INSTRUCTION — Search the records below for the word "title". Pull out each line that has it.

:::

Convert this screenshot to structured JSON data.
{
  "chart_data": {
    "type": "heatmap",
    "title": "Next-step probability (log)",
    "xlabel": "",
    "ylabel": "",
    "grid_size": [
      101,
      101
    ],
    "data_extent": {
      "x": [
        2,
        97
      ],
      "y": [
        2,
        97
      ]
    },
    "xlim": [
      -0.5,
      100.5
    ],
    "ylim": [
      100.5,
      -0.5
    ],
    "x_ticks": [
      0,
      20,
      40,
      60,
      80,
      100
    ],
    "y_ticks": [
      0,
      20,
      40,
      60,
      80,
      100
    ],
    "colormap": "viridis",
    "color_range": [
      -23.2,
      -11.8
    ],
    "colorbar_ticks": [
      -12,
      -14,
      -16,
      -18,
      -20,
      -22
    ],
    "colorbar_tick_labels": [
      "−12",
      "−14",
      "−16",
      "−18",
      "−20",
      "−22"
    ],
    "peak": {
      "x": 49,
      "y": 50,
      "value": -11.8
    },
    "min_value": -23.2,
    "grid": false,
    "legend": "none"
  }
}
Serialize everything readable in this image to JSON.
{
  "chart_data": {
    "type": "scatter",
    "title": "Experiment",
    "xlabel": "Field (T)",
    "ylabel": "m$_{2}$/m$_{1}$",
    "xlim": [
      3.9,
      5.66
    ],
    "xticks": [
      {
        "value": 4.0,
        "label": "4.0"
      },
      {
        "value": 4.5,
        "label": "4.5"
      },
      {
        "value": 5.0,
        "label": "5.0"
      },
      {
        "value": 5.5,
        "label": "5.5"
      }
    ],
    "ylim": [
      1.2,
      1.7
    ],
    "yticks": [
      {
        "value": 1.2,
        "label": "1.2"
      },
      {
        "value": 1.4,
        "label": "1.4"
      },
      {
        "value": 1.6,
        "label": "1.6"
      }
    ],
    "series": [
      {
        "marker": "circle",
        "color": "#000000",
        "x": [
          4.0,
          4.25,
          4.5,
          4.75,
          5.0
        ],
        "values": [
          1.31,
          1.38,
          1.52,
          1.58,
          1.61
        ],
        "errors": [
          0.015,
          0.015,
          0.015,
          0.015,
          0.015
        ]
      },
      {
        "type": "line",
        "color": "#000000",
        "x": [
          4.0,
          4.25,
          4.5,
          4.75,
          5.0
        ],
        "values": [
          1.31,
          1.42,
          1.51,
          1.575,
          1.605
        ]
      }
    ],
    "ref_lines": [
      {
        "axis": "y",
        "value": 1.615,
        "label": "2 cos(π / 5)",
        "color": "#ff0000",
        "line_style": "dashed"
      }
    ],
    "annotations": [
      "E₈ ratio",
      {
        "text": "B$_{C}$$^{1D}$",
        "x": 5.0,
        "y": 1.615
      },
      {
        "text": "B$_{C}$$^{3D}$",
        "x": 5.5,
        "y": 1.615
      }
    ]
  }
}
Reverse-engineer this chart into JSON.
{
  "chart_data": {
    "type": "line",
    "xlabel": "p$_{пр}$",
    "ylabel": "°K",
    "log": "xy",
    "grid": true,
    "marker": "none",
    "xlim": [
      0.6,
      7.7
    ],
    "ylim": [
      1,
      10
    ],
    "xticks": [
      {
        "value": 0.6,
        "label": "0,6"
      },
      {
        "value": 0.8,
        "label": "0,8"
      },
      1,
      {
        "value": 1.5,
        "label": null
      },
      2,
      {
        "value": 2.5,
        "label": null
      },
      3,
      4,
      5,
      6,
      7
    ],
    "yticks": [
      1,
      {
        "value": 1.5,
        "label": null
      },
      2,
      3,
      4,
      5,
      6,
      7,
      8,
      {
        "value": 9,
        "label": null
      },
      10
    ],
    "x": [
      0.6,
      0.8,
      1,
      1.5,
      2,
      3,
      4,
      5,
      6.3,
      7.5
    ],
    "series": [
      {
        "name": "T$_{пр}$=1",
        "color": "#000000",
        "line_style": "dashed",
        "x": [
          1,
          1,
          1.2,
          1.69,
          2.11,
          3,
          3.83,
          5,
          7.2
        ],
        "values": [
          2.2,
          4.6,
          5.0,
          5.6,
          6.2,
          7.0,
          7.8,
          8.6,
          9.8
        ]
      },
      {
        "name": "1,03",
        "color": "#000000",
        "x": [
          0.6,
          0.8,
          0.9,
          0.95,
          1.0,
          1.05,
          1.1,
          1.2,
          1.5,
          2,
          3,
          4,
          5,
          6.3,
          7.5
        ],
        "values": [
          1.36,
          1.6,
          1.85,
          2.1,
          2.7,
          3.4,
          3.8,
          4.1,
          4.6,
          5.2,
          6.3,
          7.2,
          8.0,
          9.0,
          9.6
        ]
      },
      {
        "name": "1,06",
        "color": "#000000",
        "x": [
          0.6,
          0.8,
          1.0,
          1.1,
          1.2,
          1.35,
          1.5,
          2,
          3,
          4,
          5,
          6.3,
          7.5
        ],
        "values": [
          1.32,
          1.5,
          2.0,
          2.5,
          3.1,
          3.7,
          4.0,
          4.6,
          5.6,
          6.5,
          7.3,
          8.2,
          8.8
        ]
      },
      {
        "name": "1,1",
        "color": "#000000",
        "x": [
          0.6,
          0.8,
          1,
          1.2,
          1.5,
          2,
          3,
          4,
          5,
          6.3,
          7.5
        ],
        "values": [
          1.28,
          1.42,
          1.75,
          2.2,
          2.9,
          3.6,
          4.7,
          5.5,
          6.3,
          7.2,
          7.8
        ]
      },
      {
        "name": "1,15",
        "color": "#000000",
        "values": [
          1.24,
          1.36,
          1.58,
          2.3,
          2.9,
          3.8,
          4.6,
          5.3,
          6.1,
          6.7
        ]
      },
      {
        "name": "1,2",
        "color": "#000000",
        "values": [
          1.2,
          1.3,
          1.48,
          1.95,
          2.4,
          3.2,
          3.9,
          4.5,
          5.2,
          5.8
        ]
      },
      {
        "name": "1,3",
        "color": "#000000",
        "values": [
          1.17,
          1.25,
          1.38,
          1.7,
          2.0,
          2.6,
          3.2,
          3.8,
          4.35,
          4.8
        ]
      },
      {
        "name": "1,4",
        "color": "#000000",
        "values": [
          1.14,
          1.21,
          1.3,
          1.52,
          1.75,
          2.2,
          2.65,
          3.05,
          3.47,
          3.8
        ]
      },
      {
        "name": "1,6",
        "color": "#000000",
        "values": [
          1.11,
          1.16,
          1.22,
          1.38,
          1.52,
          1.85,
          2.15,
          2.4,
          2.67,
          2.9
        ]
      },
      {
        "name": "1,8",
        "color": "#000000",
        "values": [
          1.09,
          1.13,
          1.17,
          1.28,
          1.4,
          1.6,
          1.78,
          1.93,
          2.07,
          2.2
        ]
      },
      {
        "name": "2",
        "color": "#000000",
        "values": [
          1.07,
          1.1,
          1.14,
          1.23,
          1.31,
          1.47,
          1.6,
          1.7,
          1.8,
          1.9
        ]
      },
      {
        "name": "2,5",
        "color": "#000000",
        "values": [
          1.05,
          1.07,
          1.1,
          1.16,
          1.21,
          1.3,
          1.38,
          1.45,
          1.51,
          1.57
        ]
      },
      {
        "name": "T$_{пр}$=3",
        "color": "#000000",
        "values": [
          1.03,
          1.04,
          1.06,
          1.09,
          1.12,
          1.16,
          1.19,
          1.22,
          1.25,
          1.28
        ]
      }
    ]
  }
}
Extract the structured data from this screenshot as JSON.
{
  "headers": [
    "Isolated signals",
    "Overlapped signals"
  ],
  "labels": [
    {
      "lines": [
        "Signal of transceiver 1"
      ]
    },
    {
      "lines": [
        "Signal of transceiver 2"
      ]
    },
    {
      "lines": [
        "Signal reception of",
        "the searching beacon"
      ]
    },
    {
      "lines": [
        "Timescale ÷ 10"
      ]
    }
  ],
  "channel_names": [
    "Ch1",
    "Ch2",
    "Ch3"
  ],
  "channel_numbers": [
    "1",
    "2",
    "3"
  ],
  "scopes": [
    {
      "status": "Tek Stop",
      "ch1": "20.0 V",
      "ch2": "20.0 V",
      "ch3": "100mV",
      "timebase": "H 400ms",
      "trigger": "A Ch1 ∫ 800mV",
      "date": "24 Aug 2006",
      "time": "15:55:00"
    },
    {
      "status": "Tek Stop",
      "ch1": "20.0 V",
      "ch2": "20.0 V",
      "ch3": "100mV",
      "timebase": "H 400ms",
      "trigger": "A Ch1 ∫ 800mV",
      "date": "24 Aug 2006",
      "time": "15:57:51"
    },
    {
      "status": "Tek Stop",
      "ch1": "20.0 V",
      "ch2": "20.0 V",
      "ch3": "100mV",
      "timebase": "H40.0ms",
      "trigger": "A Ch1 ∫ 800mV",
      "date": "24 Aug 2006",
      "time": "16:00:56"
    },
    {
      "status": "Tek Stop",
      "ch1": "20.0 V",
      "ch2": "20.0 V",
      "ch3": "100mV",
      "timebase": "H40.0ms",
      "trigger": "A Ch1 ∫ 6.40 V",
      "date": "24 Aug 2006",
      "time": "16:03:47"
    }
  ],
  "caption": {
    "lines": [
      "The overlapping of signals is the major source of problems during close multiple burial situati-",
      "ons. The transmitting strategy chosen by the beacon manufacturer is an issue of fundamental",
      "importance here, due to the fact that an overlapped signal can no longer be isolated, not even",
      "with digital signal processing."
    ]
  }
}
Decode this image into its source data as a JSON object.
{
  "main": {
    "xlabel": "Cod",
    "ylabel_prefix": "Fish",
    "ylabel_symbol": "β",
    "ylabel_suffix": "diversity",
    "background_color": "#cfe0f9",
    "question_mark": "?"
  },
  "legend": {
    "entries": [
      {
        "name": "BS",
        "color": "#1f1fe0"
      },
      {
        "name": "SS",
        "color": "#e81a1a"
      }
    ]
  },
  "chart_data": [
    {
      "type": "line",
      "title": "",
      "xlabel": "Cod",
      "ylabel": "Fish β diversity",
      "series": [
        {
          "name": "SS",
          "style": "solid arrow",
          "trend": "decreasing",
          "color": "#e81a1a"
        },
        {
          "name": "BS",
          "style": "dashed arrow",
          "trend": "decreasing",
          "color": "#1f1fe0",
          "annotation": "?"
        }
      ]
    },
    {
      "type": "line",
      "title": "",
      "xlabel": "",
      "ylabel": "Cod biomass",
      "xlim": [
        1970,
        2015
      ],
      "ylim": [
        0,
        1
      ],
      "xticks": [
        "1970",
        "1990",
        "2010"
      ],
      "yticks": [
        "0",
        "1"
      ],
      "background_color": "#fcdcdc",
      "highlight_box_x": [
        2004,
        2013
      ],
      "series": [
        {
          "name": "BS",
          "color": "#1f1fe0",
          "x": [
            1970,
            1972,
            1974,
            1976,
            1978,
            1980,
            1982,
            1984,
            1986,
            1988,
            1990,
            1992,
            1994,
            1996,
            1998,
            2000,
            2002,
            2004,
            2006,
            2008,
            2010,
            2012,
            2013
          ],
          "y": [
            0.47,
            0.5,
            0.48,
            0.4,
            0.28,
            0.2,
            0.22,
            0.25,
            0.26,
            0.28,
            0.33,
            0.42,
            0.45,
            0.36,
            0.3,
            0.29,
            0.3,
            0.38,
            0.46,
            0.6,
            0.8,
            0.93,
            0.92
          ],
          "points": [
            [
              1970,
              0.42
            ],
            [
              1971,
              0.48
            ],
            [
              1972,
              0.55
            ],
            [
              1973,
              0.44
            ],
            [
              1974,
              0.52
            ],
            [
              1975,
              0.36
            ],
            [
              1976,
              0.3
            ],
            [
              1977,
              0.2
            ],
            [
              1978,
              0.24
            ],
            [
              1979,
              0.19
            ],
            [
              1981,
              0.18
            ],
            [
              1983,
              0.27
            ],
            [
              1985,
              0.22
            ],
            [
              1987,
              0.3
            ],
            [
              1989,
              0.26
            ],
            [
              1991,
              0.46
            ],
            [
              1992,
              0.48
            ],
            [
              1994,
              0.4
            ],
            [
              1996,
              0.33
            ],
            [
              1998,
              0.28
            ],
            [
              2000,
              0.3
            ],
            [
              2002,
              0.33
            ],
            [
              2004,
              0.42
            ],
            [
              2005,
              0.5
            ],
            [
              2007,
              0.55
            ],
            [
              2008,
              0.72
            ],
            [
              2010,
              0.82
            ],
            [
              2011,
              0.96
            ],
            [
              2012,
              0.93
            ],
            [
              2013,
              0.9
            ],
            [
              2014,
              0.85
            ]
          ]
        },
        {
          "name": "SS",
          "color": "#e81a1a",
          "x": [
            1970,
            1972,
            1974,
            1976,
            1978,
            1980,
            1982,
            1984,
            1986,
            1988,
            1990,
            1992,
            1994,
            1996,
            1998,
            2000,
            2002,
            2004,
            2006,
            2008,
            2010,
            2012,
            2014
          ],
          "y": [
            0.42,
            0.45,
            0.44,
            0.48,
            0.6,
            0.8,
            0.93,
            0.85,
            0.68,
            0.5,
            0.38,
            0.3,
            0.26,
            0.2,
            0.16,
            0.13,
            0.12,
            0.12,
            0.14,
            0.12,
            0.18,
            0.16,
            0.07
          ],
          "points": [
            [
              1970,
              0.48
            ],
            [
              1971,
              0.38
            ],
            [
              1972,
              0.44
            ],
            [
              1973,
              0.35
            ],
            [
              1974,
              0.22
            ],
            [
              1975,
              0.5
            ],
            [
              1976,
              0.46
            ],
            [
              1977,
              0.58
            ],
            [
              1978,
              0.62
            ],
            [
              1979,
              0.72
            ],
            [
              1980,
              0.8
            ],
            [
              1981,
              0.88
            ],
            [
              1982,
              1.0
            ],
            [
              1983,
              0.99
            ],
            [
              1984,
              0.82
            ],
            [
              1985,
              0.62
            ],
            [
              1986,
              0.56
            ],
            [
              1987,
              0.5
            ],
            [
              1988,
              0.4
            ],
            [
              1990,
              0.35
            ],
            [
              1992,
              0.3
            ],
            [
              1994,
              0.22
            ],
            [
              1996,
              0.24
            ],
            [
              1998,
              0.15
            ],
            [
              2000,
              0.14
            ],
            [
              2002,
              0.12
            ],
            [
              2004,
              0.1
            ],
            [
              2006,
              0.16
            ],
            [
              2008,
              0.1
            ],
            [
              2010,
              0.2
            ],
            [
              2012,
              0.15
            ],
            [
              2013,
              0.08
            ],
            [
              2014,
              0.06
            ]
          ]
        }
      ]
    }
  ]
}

:::

EXERCISE SOLUTION —
    "title": "Next-step probability (log)",
    "title": "Experiment",
      "title": "",
      "title": "",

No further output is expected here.